[Given records]:
*-*-*

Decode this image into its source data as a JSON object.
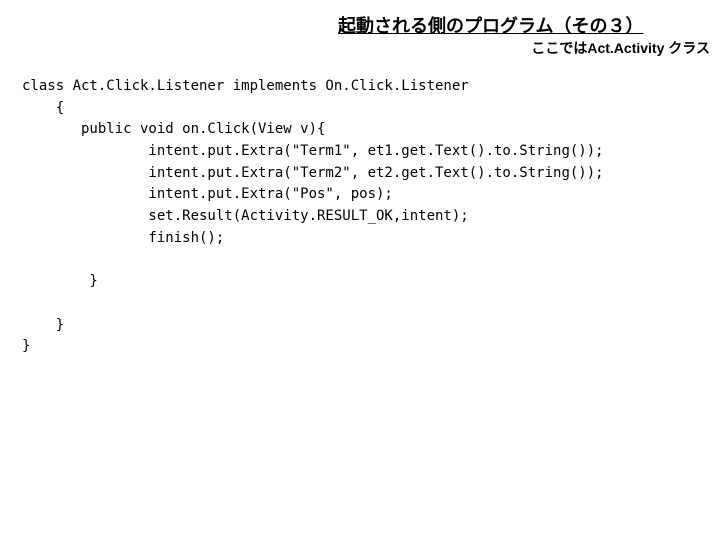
{
  "title": "起動される側のプログラム（その３）",
  "subtitle": "ここではAct.Activity クラス",
  "code": {
    "line1": "class Act.Click.Listener implements On.Click.Listener",
    "line2": "    {",
    "line3": "       public void on.Click(View v){",
    "line4": "               intent.put.Extra(\"Term1\", et1.get.Text().to.String());",
    "line5": "               intent.put.Extra(\"Term2\", et2.get.Text().to.String());",
    "line6": "               intent.put.Extra(\"Pos\", pos);",
    "line7": "               set.Result(Activity.RESULT_OK,intent);",
    "line8": "               finish();",
    "line9": "",
    "line10": "        }",
    "line11": "",
    "line12": "    }",
    "line13": "}"
  }
}
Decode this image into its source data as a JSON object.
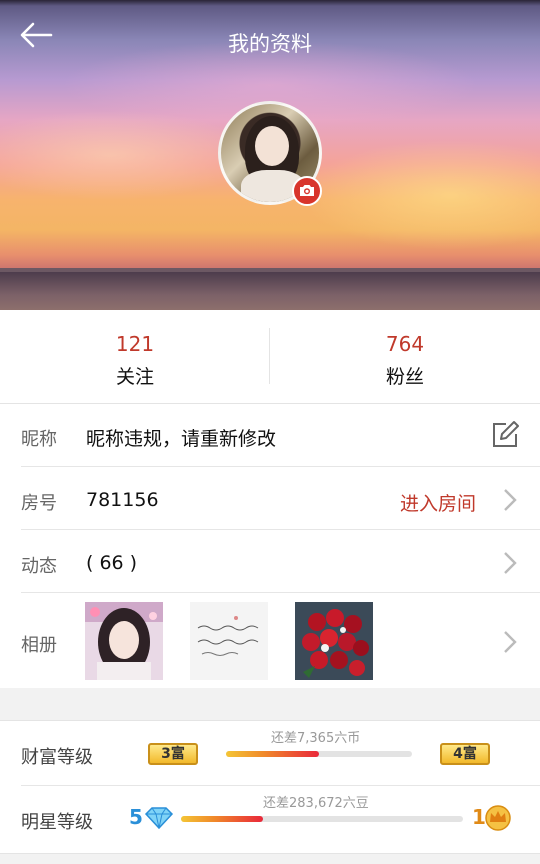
{
  "header": {
    "title": "我的资料",
    "back_icon": "arrow-left-icon",
    "camera_icon": "camera-icon"
  },
  "stats": {
    "following": {
      "count": "121",
      "label": "关注"
    },
    "fans": {
      "count": "764",
      "label": "粉丝"
    }
  },
  "profile": {
    "nickname": {
      "label": "昵称",
      "value": "昵称违规，请重新修改",
      "icon": "edit-icon"
    },
    "room": {
      "label": "房号",
      "value": "781156",
      "action": "进入房间"
    },
    "posts": {
      "label": "动态",
      "value": "( 66 )"
    },
    "album": {
      "label": "相册",
      "photo_count": 3
    }
  },
  "levels": {
    "wealth": {
      "label": "财富等级",
      "current_badge": "3富",
      "next_badge": "4富",
      "diff_text": "还差7,365六币",
      "progress": 0.5
    },
    "star": {
      "label": "明星等级",
      "current_level": "5",
      "current_icon": "diamond-icon",
      "next_level": "1",
      "next_icon": "crown-icon",
      "diff_text": "还差283,672六豆",
      "progress": 0.29
    }
  },
  "colors": {
    "accent": "#c0392b",
    "camera_badge": "#d8352c"
  }
}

*-*-*

[Brief]: From the material above, reproduce everything verbatim except the pictures.

[Correct response]:
Decode this image into its source data as a JSON object.
{
  "title": "起動される側のプログラム（その３）",
  "subtitle": "ここではAct.Activity クラス",
  "code": {
    "line1": "class Act.Click.Listener implements On.Click.Listener",
    "line2": "    {",
    "line3": "       public void on.Click(View v){",
    "line4": "               intent.put.Extra(\"Term1\", et1.get.Text().to.String());",
    "line5": "               intent.put.Extra(\"Term2\", et2.get.Text().to.String());",
    "line6": "               intent.put.Extra(\"Pos\", pos);",
    "line7": "               set.Result(Activity.RESULT_OK,intent);",
    "line8": "               finish();",
    "line9": "",
    "line10": "        }",
    "line11": "",
    "line12": "    }",
    "line13": "}"
  }
}
Decode this image into its source data as a JSON object.
{
  "header": {
    "title": "我的资料",
    "back_icon": "arrow-left-icon",
    "camera_icon": "camera-icon"
  },
  "stats": {
    "following": {
      "count": "121",
      "label": "关注"
    },
    "fans": {
      "count": "764",
      "label": "粉丝"
    }
  },
  "profile": {
    "nickname": {
      "label": "昵称",
      "value": "昵称违规，请重新修改",
      "icon": "edit-icon"
    },
    "room": {
      "label": "房号",
      "value": "781156",
      "action": "进入房间"
    },
    "posts": {
      "label": "动态",
      "value": "( 66 )"
    },
    "album": {
      "label": "相册",
      "photo_count": 3
    }
  },
  "levels": {
    "wealth": {
      "label": "财富等级",
      "current_badge": "3富",
      "next_badge": "4富",
      "diff_text": "还差7,365六币",
      "progress": 0.5
    },
    "star": {
      "label": "明星等级",
      "current_level": "5",
      "current_icon": "diamond-icon",
      "next_level": "1",
      "next_icon": "crown-icon",
      "diff_text": "还差283,672六豆",
      "progress": 0.29
    }
  },
  "colors": {
    "accent": "#c0392b",
    "camera_badge": "#d8352c"
  }
}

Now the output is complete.